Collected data
--- Begin ---
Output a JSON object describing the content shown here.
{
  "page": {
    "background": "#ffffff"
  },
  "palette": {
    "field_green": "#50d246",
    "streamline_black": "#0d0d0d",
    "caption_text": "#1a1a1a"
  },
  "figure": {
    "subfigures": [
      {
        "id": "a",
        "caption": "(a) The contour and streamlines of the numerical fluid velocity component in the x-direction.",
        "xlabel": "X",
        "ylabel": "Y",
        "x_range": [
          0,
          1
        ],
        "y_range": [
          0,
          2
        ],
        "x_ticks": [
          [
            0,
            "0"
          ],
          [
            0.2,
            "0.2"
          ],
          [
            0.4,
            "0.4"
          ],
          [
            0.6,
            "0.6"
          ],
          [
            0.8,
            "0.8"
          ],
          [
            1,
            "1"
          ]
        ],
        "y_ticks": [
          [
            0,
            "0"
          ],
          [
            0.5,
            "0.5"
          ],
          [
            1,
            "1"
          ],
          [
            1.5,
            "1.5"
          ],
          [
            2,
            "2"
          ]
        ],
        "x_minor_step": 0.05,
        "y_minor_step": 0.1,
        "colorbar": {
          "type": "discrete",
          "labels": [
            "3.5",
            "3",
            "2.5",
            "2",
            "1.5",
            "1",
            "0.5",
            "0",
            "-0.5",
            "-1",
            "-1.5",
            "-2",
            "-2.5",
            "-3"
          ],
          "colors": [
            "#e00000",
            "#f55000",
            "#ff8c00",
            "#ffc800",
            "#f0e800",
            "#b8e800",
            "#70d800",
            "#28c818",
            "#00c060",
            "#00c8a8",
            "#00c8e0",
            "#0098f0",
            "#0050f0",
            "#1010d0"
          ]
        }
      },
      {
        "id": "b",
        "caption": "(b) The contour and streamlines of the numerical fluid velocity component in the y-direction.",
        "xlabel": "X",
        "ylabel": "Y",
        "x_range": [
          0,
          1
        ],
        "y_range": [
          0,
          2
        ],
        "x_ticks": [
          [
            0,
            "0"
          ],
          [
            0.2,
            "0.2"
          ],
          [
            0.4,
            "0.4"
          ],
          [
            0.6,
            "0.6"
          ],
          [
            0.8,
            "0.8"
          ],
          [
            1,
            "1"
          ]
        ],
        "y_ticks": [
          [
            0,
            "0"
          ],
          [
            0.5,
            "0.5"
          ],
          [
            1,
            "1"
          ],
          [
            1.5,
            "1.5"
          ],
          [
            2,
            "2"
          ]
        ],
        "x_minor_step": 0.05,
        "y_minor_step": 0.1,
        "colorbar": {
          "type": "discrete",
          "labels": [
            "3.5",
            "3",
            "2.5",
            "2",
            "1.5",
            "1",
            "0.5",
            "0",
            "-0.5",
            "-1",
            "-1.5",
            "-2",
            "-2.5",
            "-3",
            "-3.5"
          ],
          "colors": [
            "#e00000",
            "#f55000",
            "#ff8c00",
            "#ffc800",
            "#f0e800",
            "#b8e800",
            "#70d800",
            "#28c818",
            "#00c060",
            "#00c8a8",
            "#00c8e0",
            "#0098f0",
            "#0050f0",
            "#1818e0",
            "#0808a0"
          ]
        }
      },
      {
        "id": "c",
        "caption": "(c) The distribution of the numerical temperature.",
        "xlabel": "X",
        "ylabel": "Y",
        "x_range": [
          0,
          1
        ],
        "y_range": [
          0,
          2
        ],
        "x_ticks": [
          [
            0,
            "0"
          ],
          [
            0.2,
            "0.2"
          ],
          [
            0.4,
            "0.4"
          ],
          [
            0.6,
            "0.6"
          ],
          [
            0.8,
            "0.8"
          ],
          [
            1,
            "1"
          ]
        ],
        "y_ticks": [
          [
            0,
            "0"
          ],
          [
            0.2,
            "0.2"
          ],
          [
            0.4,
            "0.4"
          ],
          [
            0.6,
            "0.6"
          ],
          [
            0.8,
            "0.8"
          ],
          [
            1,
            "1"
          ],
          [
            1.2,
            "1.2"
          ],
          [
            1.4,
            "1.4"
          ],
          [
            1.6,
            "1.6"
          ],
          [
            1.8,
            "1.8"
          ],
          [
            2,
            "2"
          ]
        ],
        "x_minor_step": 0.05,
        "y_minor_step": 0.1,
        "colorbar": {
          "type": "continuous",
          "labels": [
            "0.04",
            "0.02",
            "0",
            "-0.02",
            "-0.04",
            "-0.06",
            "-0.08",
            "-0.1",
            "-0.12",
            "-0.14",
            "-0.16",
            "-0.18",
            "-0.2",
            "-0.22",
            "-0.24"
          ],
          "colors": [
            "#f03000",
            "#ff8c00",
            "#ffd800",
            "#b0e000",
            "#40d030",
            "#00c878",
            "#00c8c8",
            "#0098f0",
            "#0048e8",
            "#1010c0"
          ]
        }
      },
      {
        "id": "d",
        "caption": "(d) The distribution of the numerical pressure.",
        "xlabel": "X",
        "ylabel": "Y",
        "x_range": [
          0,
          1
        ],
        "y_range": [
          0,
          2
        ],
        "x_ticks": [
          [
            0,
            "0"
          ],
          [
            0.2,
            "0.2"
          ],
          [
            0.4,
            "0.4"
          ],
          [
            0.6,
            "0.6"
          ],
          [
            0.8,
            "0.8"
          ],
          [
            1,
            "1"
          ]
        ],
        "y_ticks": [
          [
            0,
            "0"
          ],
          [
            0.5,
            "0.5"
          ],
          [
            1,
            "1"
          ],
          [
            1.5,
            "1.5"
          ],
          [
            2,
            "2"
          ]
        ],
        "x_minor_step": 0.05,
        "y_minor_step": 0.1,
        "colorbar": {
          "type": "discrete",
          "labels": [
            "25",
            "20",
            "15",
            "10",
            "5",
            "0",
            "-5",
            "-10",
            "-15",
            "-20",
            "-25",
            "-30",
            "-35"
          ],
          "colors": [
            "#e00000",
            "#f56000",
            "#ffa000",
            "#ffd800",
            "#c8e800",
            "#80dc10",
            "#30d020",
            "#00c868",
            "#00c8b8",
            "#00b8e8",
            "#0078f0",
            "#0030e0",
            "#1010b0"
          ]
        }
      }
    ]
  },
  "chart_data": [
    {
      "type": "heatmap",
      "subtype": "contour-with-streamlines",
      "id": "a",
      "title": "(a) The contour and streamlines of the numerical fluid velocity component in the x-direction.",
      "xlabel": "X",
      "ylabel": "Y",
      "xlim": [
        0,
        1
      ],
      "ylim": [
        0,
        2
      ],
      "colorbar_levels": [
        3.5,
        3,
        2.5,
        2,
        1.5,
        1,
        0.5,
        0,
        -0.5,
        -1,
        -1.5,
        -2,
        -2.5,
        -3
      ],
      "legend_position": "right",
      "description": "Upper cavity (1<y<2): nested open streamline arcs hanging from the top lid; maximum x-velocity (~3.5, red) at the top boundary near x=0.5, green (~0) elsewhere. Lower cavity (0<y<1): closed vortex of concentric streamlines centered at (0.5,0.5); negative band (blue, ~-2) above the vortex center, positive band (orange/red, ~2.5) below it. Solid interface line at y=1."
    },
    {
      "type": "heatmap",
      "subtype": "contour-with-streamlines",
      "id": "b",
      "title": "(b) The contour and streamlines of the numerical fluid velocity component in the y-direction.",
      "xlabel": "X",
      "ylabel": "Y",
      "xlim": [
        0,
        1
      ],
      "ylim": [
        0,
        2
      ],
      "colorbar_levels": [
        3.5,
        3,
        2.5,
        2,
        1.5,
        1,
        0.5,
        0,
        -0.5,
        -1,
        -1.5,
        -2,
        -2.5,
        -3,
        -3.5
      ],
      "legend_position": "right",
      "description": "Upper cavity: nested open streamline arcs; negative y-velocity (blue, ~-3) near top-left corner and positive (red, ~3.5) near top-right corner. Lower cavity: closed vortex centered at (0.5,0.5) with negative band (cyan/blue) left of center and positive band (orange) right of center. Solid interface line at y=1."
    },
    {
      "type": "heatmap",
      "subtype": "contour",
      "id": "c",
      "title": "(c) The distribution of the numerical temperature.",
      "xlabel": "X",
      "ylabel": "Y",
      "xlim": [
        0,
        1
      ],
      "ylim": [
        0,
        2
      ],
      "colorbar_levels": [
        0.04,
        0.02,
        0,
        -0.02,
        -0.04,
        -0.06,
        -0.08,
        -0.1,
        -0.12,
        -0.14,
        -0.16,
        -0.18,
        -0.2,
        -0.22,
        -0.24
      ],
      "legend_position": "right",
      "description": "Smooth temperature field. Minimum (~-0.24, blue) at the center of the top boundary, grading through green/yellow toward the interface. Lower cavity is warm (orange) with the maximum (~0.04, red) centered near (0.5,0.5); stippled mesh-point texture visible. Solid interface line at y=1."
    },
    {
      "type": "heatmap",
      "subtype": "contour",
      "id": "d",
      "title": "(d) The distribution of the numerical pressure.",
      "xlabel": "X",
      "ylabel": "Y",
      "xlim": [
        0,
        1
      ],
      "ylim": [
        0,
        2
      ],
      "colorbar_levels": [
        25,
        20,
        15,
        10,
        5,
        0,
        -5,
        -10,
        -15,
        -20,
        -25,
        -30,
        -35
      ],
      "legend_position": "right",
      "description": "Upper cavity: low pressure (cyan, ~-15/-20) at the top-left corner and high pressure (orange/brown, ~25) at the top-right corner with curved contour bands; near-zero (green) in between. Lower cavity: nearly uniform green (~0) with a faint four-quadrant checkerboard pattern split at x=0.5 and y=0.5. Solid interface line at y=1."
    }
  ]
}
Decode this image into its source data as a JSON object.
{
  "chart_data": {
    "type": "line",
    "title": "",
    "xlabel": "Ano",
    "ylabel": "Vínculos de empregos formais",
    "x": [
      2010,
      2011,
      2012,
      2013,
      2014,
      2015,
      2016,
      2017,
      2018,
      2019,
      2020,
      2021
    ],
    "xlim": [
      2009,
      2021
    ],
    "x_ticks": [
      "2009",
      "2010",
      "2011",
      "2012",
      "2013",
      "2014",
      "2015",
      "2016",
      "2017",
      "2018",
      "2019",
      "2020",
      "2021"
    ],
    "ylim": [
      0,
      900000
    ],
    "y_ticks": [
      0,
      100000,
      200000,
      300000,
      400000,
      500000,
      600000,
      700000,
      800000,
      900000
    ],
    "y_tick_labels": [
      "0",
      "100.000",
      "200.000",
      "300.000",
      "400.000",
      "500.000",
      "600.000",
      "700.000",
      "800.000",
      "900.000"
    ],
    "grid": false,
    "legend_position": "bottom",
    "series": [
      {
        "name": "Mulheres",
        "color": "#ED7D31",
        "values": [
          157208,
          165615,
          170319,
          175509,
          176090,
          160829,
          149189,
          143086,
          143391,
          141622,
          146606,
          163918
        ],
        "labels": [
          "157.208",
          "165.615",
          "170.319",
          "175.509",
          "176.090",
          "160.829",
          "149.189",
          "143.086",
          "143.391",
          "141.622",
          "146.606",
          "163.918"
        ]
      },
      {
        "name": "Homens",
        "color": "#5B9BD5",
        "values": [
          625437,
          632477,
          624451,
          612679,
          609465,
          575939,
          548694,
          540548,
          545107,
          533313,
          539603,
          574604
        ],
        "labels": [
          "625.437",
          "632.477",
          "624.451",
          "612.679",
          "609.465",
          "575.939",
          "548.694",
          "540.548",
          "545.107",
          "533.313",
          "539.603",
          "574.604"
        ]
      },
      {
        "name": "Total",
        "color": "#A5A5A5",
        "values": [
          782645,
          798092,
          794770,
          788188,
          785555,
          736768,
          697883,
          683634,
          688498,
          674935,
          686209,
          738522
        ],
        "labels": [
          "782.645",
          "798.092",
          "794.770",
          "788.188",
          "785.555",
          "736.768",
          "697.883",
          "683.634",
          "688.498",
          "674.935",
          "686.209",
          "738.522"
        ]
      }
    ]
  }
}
--- End ---
Track down all lines above with the string "direction" and copy them.

> _SOLUTION FOR THIS TASK_
        "caption": "(a) The contour and streamlines of the numerical fluid velocity component in the x-direction.",
        "caption": "(b) The contour and streamlines of the numerical fluid velocity component in the y-direction.",
      "title": "(a) The contour and streamlines of the numerical fluid velocity component in the x-direction.",
      "title": "(b) The contour and streamlines of the numerical fluid velocity component in the y-direction.",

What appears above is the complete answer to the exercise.